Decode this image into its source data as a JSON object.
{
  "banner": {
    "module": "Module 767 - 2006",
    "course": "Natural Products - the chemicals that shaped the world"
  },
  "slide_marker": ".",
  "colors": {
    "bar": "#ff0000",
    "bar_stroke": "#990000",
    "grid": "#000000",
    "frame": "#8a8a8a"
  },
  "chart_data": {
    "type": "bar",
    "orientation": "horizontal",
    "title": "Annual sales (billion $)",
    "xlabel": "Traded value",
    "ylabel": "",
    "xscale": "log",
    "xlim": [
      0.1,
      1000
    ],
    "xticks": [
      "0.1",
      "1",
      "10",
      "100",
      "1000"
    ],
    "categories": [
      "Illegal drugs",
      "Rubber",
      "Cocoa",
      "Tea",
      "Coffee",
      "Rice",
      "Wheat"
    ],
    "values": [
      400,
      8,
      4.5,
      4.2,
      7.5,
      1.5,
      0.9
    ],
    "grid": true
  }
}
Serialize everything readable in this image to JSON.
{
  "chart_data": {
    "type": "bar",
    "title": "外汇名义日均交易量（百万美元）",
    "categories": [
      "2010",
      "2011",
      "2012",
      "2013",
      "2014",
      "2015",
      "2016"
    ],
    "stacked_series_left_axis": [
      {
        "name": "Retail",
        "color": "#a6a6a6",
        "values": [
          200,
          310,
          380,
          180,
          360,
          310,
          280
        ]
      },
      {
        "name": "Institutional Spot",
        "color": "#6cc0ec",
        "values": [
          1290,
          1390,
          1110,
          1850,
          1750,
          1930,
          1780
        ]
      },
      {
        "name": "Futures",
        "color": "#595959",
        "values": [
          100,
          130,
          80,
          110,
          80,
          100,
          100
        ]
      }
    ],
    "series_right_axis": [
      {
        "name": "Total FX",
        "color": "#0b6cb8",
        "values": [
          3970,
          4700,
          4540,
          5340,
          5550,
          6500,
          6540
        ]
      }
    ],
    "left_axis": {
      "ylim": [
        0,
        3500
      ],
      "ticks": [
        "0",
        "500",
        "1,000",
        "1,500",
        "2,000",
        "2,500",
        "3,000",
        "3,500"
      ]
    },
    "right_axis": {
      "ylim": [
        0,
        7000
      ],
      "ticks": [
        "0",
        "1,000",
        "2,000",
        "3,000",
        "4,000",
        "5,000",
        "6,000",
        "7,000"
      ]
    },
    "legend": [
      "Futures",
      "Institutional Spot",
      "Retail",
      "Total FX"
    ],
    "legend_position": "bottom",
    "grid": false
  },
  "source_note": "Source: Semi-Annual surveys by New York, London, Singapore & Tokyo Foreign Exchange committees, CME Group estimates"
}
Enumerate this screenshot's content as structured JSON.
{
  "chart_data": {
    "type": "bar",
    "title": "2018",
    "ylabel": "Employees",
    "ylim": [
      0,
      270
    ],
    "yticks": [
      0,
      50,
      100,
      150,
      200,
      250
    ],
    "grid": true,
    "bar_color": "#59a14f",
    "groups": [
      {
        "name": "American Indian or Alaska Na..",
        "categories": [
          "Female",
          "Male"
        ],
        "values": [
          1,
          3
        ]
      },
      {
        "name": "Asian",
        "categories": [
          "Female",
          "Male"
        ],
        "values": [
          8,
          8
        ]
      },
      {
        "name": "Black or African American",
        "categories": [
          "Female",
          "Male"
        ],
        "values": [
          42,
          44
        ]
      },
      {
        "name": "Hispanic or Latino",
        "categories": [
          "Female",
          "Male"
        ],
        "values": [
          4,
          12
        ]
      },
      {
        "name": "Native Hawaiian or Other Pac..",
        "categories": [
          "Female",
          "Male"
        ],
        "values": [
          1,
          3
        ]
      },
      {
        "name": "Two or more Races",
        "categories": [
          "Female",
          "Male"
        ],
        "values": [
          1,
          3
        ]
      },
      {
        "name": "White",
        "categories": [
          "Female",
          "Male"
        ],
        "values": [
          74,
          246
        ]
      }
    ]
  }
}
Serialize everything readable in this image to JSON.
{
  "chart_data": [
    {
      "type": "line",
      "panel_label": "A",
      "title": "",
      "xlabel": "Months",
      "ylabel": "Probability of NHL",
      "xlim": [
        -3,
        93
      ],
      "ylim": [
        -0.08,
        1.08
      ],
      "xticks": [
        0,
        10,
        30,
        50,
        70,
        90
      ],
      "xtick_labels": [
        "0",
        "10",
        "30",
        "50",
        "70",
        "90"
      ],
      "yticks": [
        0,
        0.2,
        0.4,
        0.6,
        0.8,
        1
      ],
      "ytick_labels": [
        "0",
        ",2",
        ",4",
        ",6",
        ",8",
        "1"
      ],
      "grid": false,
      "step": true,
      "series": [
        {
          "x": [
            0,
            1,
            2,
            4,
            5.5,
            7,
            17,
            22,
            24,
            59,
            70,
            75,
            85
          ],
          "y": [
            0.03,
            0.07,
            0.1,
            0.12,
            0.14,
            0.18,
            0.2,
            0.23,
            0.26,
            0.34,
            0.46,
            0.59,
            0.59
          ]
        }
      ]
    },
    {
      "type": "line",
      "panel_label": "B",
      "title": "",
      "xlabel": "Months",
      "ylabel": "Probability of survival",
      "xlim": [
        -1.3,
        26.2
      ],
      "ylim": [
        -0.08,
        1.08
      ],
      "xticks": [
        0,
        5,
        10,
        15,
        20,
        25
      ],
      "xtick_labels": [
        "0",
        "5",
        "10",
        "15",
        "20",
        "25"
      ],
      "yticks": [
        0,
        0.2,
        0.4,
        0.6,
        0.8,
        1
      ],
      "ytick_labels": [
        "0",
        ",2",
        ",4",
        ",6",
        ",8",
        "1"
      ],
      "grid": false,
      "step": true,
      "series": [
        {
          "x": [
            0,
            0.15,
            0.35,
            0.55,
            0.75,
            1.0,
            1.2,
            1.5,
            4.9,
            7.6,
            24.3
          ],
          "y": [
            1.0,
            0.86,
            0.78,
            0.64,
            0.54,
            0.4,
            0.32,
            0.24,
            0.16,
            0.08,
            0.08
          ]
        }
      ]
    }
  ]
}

☆ ☆ ☆

* [Request]:
Reproduce the material exactly, with every line intact.

* [The solution]:
Decode this image into its source data as a JSON object.
{
  "banner": {
    "module": "Module 767 - 2006",
    "course": "Natural Products - the chemicals that shaped the world"
  },
  "slide_marker": ".",
  "colors": {
    "bar": "#ff0000",
    "bar_stroke": "#990000",
    "grid": "#000000",
    "frame": "#8a8a8a"
  },
  "chart_data": {
    "type": "bar",
    "orientation": "horizontal",
    "title": "Annual sales (billion $)",
    "xlabel": "Traded value",
    "ylabel": "",
    "xscale": "log",
    "xlim": [
      0.1,
      1000
    ],
    "xticks": [
      "0.1",
      "1",
      "10",
      "100",
      "1000"
    ],
    "categories": [
      "Illegal drugs",
      "Rubber",
      "Cocoa",
      "Tea",
      "Coffee",
      "Rice",
      "Wheat"
    ],
    "values": [
      400,
      8,
      4.5,
      4.2,
      7.5,
      1.5,
      0.9
    ],
    "grid": true
  }
}
Serialize everything readable in this image to JSON.
{
  "chart_data": {
    "type": "bar",
    "title": "外汇名义日均交易量（百万美元）",
    "categories": [
      "2010",
      "2011",
      "2012",
      "2013",
      "2014",
      "2015",
      "2016"
    ],
    "stacked_series_left_axis": [
      {
        "name": "Retail",
        "color": "#a6a6a6",
        "values": [
          200,
          310,
          380,
          180,
          360,
          310,
          280
        ]
      },
      {
        "name": "Institutional Spot",
        "color": "#6cc0ec",
        "values": [
          1290,
          1390,
          1110,
          1850,
          1750,
          1930,
          1780
        ]
      },
      {
        "name": "Futures",
        "color": "#595959",
        "values": [
          100,
          130,
          80,
          110,
          80,
          100,
          100
        ]
      }
    ],
    "series_right_axis": [
      {
        "name": "Total FX",
        "color": "#0b6cb8",
        "values": [
          3970,
          4700,
          4540,
          5340,
          5550,
          6500,
          6540
        ]
      }
    ],
    "left_axis": {
      "ylim": [
        0,
        3500
      ],
      "ticks": [
        "0",
        "500",
        "1,000",
        "1,500",
        "2,000",
        "2,500",
        "3,000",
        "3,500"
      ]
    },
    "right_axis": {
      "ylim": [
        0,
        7000
      ],
      "ticks": [
        "0",
        "1,000",
        "2,000",
        "3,000",
        "4,000",
        "5,000",
        "6,000",
        "7,000"
      ]
    },
    "legend": [
      "Futures",
      "Institutional Spot",
      "Retail",
      "Total FX"
    ],
    "legend_position": "bottom",
    "grid": false
  },
  "source_note": "Source: Semi-Annual surveys by New York, London, Singapore & Tokyo Foreign Exchange committees, CME Group estimates"
}
Enumerate this screenshot's content as structured JSON.
{
  "chart_data": {
    "type": "bar",
    "title": "2018",
    "ylabel": "Employees",
    "ylim": [
      0,
      270
    ],
    "yticks": [
      0,
      50,
      100,
      150,
      200,
      250
    ],
    "grid": true,
    "bar_color": "#59a14f",
    "groups": [
      {
        "name": "American Indian or Alaska Na..",
        "categories": [
          "Female",
          "Male"
        ],
        "values": [
          1,
          3
        ]
      },
      {
        "name": "Asian",
        "categories": [
          "Female",
          "Male"
        ],
        "values": [
          8,
          8
        ]
      },
      {
        "name": "Black or African American",
        "categories": [
          "Female",
          "Male"
        ],
        "values": [
          42,
          44
        ]
      },
      {
        "name": "Hispanic or Latino",
        "categories": [
          "Female",
          "Male"
        ],
        "values": [
          4,
          12
        ]
      },
      {
        "name": "Native Hawaiian or Other Pac..",
        "categories": [
          "Female",
          "Male"
        ],
        "values": [
          1,
          3
        ]
      },
      {
        "name": "Two or more Races",
        "categories": [
          "Female",
          "Male"
        ],
        "values": [
          1,
          3
        ]
      },
      {
        "name": "White",
        "categories": [
          "Female",
          "Male"
        ],
        "values": [
          74,
          246
        ]
      }
    ]
  }
}
Serialize everything readable in this image to JSON.
{
  "chart_data": [
    {
      "type": "line",
      "panel_label": "A",
      "title": "",
      "xlabel": "Months",
      "ylabel": "Probability of NHL",
      "xlim": [
        -3,
        93
      ],
      "ylim": [
        -0.08,
        1.08
      ],
      "xticks": [
        0,
        10,
        30,
        50,
        70,
        90
      ],
      "xtick_labels": [
        "0",
        "10",
        "30",
        "50",
        "70",
        "90"
      ],
      "yticks": [
        0,
        0.2,
        0.4,
        0.6,
        0.8,
        1
      ],
      "ytick_labels": [
        "0",
        ",2",
        ",4",
        ",6",
        ",8",
        "1"
      ],
      "grid": false,
      "step": true,
      "series": [
        {
          "x": [
            0,
            1,
            2,
            4,
            5.5,
            7,
            17,
            22,
            24,
            59,
            70,
            75,
            85
          ],
          "y": [
            0.03,
            0.07,
            0.1,
            0.12,
            0.14,
            0.18,
            0.2,
            0.23,
            0.26,
            0.34,
            0.46,
            0.59,
            0.59
          ]
        }
      ]
    },
    {
      "type": "line",
      "panel_label": "B",
      "title": "",
      "xlabel": "Months",
      "ylabel": "Probability of survival",
      "xlim": [
        -1.3,
        26.2
      ],
      "ylim": [
        -0.08,
        1.08
      ],
      "xticks": [
        0,
        5,
        10,
        15,
        20,
        25
      ],
      "xtick_labels": [
        "0",
        "5",
        "10",
        "15",
        "20",
        "25"
      ],
      "yticks": [
        0,
        0.2,
        0.4,
        0.6,
        0.8,
        1
      ],
      "ytick_labels": [
        "0",
        ",2",
        ",4",
        ",6",
        ",8",
        "1"
      ],
      "grid": false,
      "step": true,
      "series": [
        {
          "x": [
            0,
            0.15,
            0.35,
            0.55,
            0.75,
            1.0,
            1.2,
            1.5,
            4.9,
            7.6,
            24.3
          ],
          "y": [
            1.0,
            0.86,
            0.78,
            0.64,
            0.54,
            0.4,
            0.32,
            0.24,
            0.16,
            0.08,
            0.08
          ]
        }
      ]
    }
  ]
}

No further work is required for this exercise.